→ Your objective: Where the line holding "Enumerate this screenshot's" appears, start copying, and continue exactly through the last line of the listing, skipping pictures.

→ Record list:
----

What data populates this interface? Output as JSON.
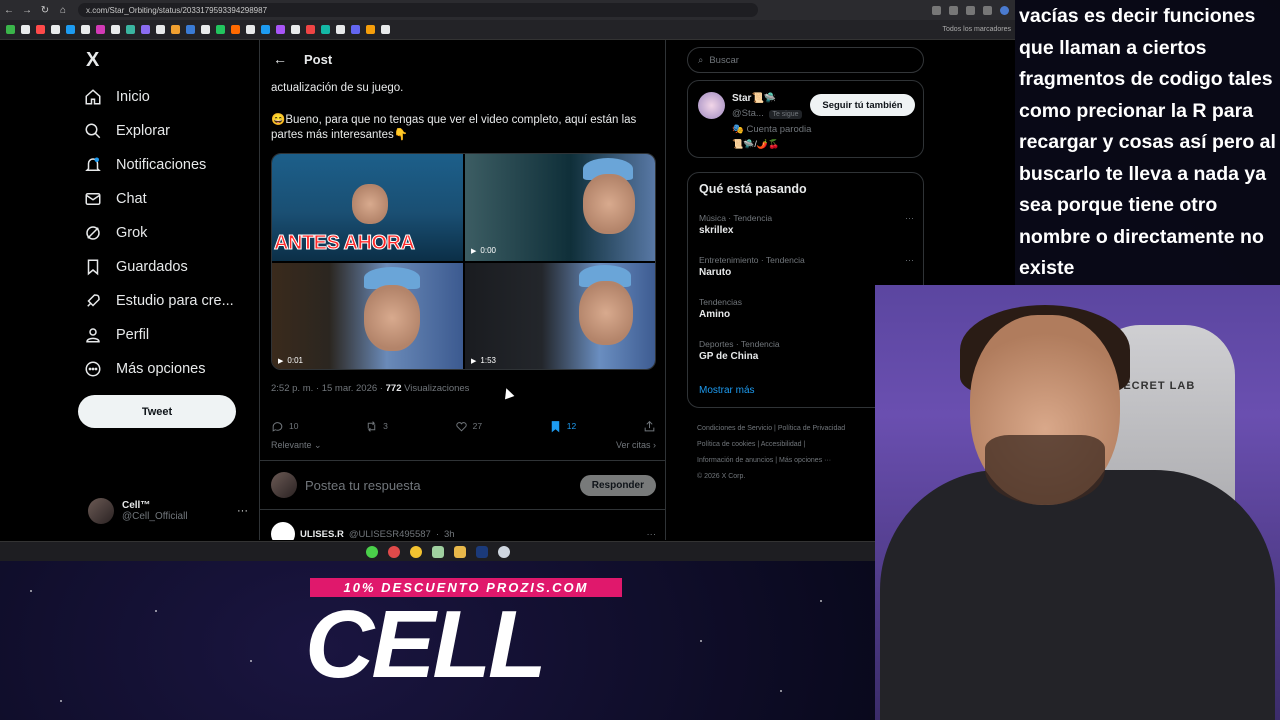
{
  "browser": {
    "url": "x.com/Star_Orbiting/status/2033179593394298987",
    "bookmarks_label": "Todos los marcadores"
  },
  "left_nav": {
    "logo": "X",
    "items": [
      {
        "label": "Inicio",
        "icon": "home-icon"
      },
      {
        "label": "Explorar",
        "icon": "search-icon"
      },
      {
        "label": "Notificaciones",
        "icon": "bell-icon"
      },
      {
        "label": "Chat",
        "icon": "mail-icon"
      },
      {
        "label": "Grok",
        "icon": "grok-icon"
      },
      {
        "label": "Guardados",
        "icon": "bookmark-icon"
      },
      {
        "label": "Estudio para cre...",
        "icon": "rocket-icon"
      },
      {
        "label": "Perfil",
        "icon": "person-icon"
      },
      {
        "label": "Más opciones",
        "icon": "more-circle-icon"
      }
    ],
    "tweet_button": "Tweet",
    "account": {
      "name": "Cell™",
      "handle": "@Cell_Officiall"
    }
  },
  "post": {
    "header_title": "Post",
    "text_top": "actualización de su juego.",
    "text_main": "😄Bueno, para que no tengas que ver el video completo, aquí están las partes más interesantes👇",
    "media": {
      "thumb1_overlay": "ANTES AHORA",
      "thumb2_duration": "0:00",
      "thumb3_duration": "0:01",
      "thumb4_duration": "1:53"
    },
    "time": "2:52 p. m.",
    "date": "15 mar. 2026",
    "views_count": "772",
    "views_label": "Visualizaciones",
    "actions": {
      "replies": "10",
      "reposts": "3",
      "likes": "27",
      "bookmarks": "12"
    },
    "sort_label": "Relevante",
    "quotes_label": "Ver citas",
    "reply_placeholder": "Postea tu respuesta",
    "reply_button": "Responder",
    "next_reply": {
      "name": "ULISES.R",
      "handle": "@ULISESR495587",
      "time": "3h"
    }
  },
  "right": {
    "search_placeholder": "Buscar",
    "profile": {
      "name": "Star📜🛸",
      "handle": "@Sta...",
      "follows_you": "Te sigue",
      "parody": "Cuenta parodia",
      "emojis": "📜🛸/🌶️🍒",
      "follow_button": "Seguir tú también"
    },
    "trends_title": "Qué está pasando",
    "trends": [
      {
        "category": "Música · Tendencia",
        "title": "skrillex"
      },
      {
        "category": "Entretenimiento · Tendencia",
        "title": "Naruto"
      },
      {
        "category": "Tendencias",
        "title": "Amino"
      },
      {
        "category": "Deportes · Tendencia",
        "title": "GP de China"
      }
    ],
    "show_more": "Mostrar más",
    "footer": {
      "terms": "Condiciones de Servicio",
      "privacy": "Política de Privacidad",
      "cookies": "Política de cookies",
      "accessibility": "Accesibilidad",
      "ads": "Información de anuncios",
      "more": "Más opciones ···",
      "copyright": "© 2026 X Corp."
    }
  },
  "overlay_caption": "vacías es decir funciones que llaman a ciertos fragmentos de codigo tales como precionar la R para recargar y cosas así pero al buscarlo te lleva a nada ya sea porque tiene otro nombre o directamente no existe",
  "promo": {
    "banner": "10% DESCUENTO PROZIS.COM",
    "name": "CELL"
  },
  "webcam": {
    "chair_logo": "SECRET LAB"
  },
  "colors": {
    "accent": "#1d9bf0",
    "promo": "#e0186c",
    "background": "#000000"
  }
}
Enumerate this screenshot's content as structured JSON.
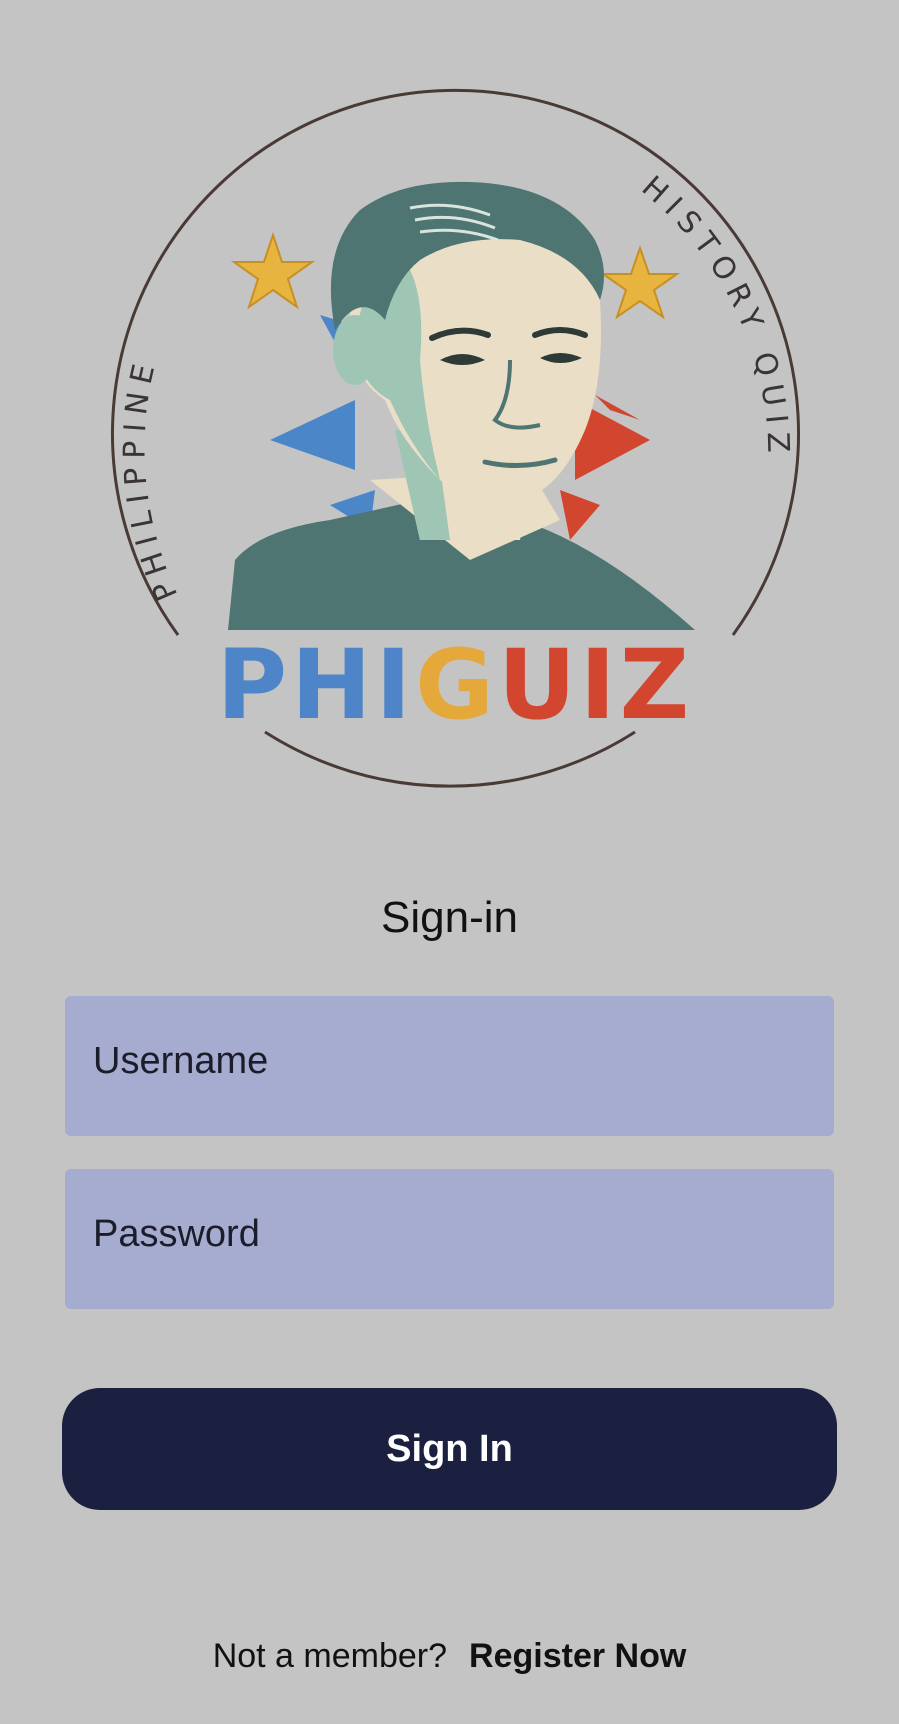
{
  "logo": {
    "arc_text_left": "PHILIPPINE",
    "arc_text_right": "HISTORY QUIZ",
    "wordmark": [
      "PHI",
      "G",
      "UIZ"
    ]
  },
  "form": {
    "title": "Sign-in",
    "username_placeholder": "Username",
    "password_placeholder": "Password",
    "submit_label": "Sign In"
  },
  "footer": {
    "question": "Not a member?",
    "register_link": "Register Now"
  },
  "colors": {
    "background": "#c4c4c4",
    "input_bg": "#a6abd0",
    "button_bg": "#1c2040",
    "wordmark_blue": "#4e84c8",
    "wordmark_yellow": "#e4a93a",
    "wordmark_red": "#d2452f",
    "star_gold": "#e8b440",
    "portrait_teal": "#4e7571"
  },
  "icons": {
    "logo": "phiquiz-emblem",
    "stars": "star-icon"
  }
}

----

→ Correct answer:
Enumerate this screenshot's content as structured JSON.
{
  "logo": {
    "arc_text_left": "PHILIPPINE",
    "arc_text_right": "HISTORY QUIZ",
    "wordmark": [
      "PHI",
      "G",
      "UIZ"
    ]
  },
  "form": {
    "title": "Sign-in",
    "username_placeholder": "Username",
    "password_placeholder": "Password",
    "submit_label": "Sign In"
  },
  "footer": {
    "question": "Not a member?",
    "register_link": "Register Now"
  },
  "colors": {
    "background": "#c4c4c4",
    "input_bg": "#a6abd0",
    "button_bg": "#1c2040",
    "wordmark_blue": "#4e84c8",
    "wordmark_yellow": "#e4a93a",
    "wordmark_red": "#d2452f",
    "star_gold": "#e8b440",
    "portrait_teal": "#4e7571"
  },
  "icons": {
    "logo": "phiquiz-emblem",
    "stars": "star-icon"
  }
}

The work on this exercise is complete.